[EXCERPT PROVIDED]
# Fake smoking action!



## ShawnBC

My girlfriend and I were fooling around with my DSLR tonight, and I wanted a picture of me with a cigar.

Since I can't light up in the house, that's what came up. Not bad for a unlit cigar?


----------



## Cigary

Looks like a very studious professional....it would be better if there was smoke coming from the end though.


----------



## salmonfly

Nice picture Bro but you do know there is something missing? :flame:

Hummm you should know by now that there is no smoke without fire.:ss


----------



## tobacmon

What--you can't light up inside the Hiz-House!

What the Sam-Hills going on here?

Nice pic!--Good luck with firing that puppy up in your abode!


----------



## funbags

Where's the Bow-tie??


----------



## swingerofbirches

I'd have preferred to see the cuff of your button up come out past the cuff of your cardigan ... either way, can't go wrong having fun with cameras and cigars.


----------



## cubanrob19

here ya go ... I fixed the "not able to smoke in the house" issue


----------



## funbags

And I added the missing bow-tie. you are welcome.


----------



## Fuzzy

Being a Derelict, I want to see a picture of your girlfriend with a cigar


----------



## Cigary

You know we know it's photochopped...right?


----------



## funbags

Cigary said:


> You know we know it's photochopped...right?

Stored entries:
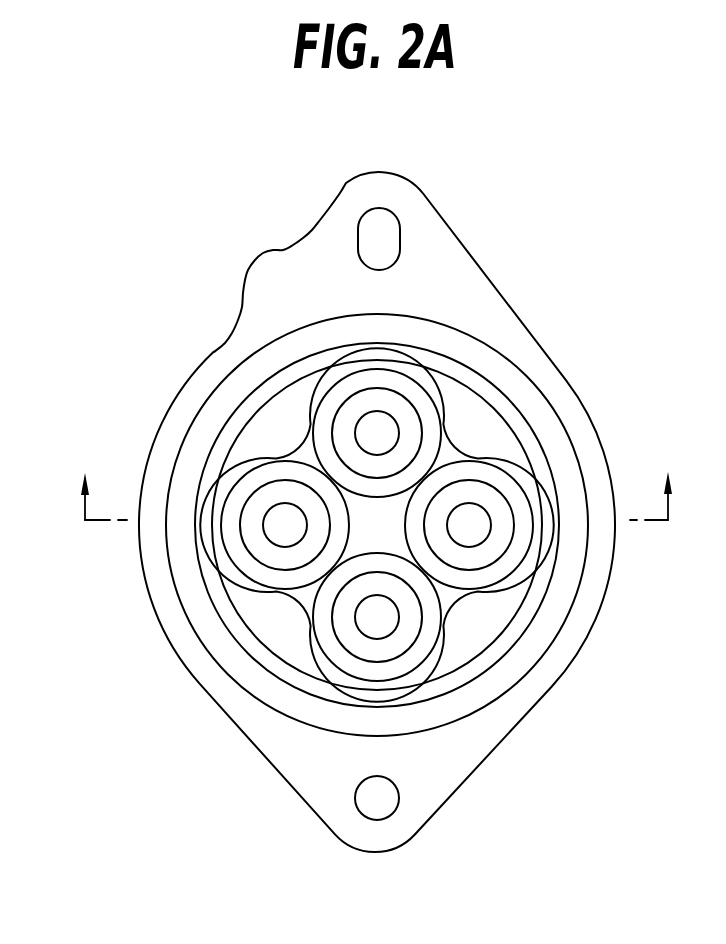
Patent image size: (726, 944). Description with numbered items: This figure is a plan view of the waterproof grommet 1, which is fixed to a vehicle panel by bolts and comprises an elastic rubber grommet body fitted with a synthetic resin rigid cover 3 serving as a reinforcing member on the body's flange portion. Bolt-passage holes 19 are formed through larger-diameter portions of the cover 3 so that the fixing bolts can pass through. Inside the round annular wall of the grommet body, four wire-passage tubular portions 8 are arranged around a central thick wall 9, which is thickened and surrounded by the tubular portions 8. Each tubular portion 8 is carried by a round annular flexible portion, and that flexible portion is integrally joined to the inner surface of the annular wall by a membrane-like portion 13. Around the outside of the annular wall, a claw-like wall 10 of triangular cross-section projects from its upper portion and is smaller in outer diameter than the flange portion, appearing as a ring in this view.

The waterproof grommet 1 is at (208, 214).
The cover 3 is at (457, 278).
The wire-passage tubular portion 8 is at (480, 577).
The thick wall 9 is at (382, 512).
The claw-like wall 10 is at (570, 614).
The membrane-like portion 13 is at (463, 630).
The bolt-passage hole 19 is at (385, 232).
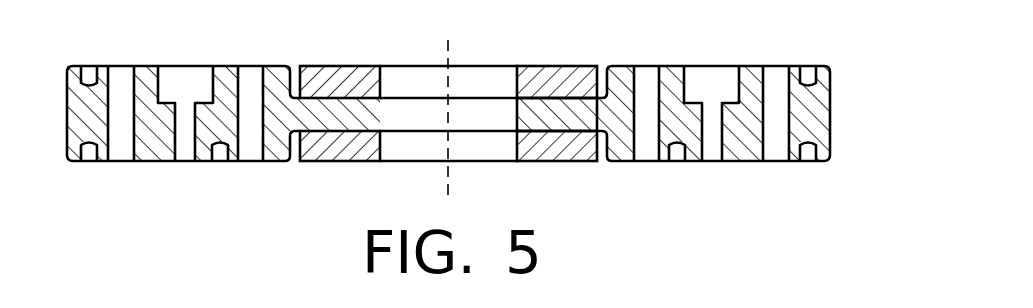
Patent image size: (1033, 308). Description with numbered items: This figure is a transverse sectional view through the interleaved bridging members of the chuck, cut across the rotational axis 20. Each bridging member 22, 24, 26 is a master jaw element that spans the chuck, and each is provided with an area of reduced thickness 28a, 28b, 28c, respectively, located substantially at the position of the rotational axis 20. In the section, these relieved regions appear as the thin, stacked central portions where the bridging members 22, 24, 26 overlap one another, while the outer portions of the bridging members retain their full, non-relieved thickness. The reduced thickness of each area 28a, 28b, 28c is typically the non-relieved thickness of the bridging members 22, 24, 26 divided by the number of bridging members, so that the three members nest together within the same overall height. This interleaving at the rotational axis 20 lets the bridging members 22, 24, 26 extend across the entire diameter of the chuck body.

The rotational axis 20 is at (460, 67).
The bridging member 22 is at (337, 66).
The bridging member 24 is at (832, 127).
The bridging member 26 is at (330, 158).
The area of reduced thickness 28a is at (572, 67).
The area of reduced thickness 28b is at (572, 120).
The area of reduced thickness 28c is at (550, 152).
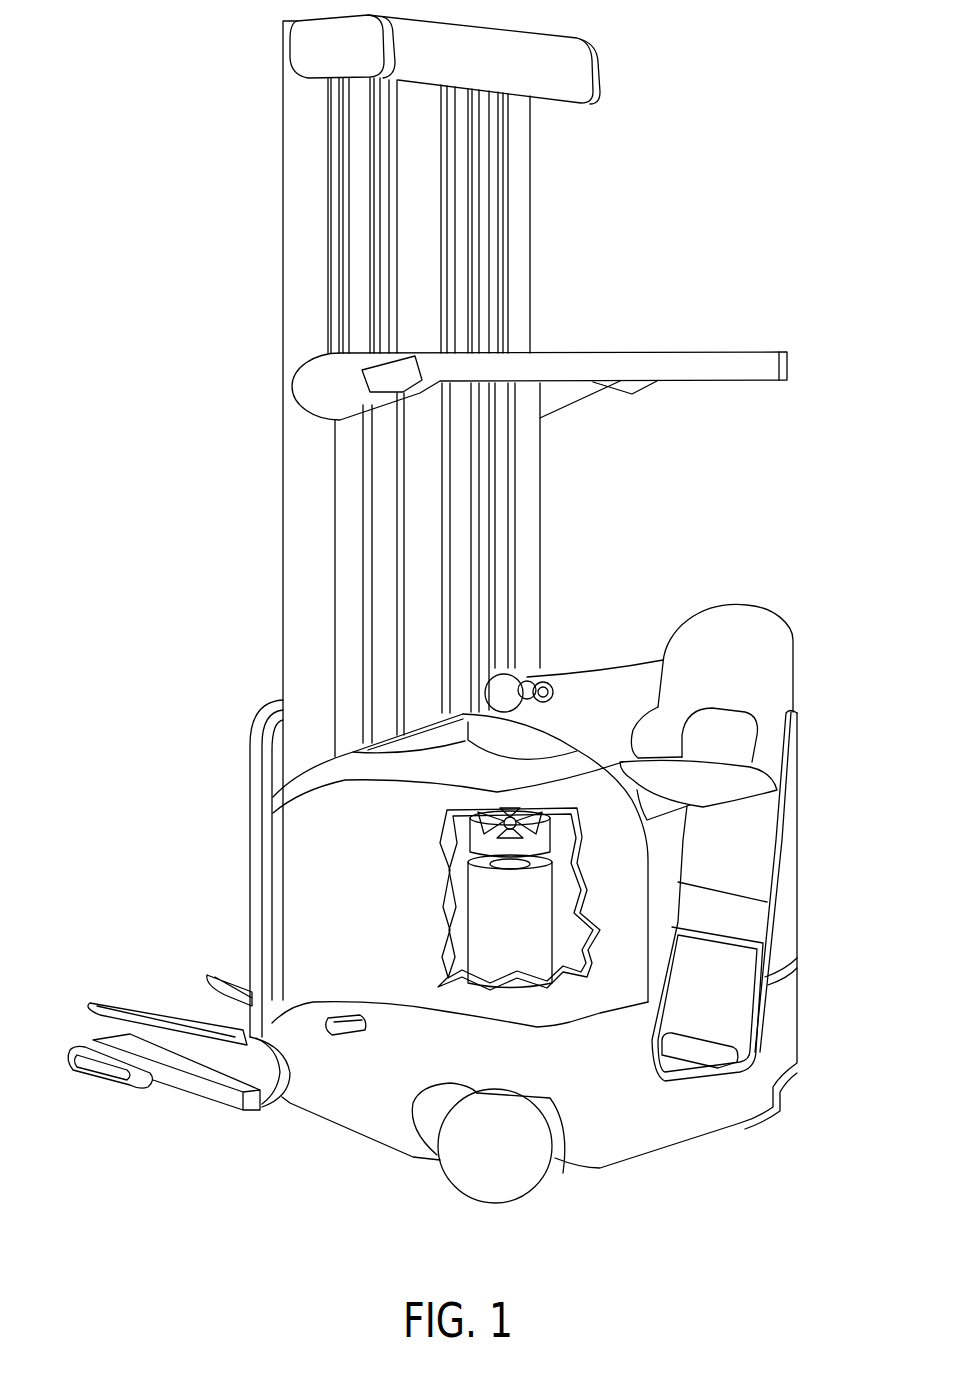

[WORK TO COMPLETE] Write the next part of the forum thread about the unlit cigar photo, picking up right after its final line. The records aren't needed here.

[RESULT]
what the mustache?


----------



## primetime76

That is a very nice sweater...but do they sell it in a mens version? ound:


----------



## NoShhhSherlock

I could have use my time better.......But I didn't!


----------



## BillyVoltaire

I love Photoshop, it makes the world a much funner place.

BV


----------



## funbags

Wow is ShawnBC going to be surprised how this thread went . (HEHE)


----------



## jimbo1

really love the Mr. Roger's sweater............


----------



## NoShhhSherlock

That about sums up the creep factor. You are one creepy guy Shawn!


----------



## Zogg

Oh dear..


----------



## Aficionado82

good stuff guys :lol:


----------



## ShawnBC

Wow you guys really didn't love the sweater LOL!


----------



## szyzk

NoShhhSherlock said:


>


Somebody's getting RG!


----------



## max gas

The Mr. Rodgers cardigan is very nice but the thing that's got me jealous is that you have a monkey and Midget Clown in your house. You are one lucky SOB!!!



NoShhhSherlock said:


> That about sums up the creep factor. You are one creepy guy Shawn!


----------



## NoShhhSherlock

max gas said:


> The Mr. Rodgers cardigan is very nice but the thing that's got me jealous is that you have a monkey and Midget Clown in your house. You are one lucky SOB!!!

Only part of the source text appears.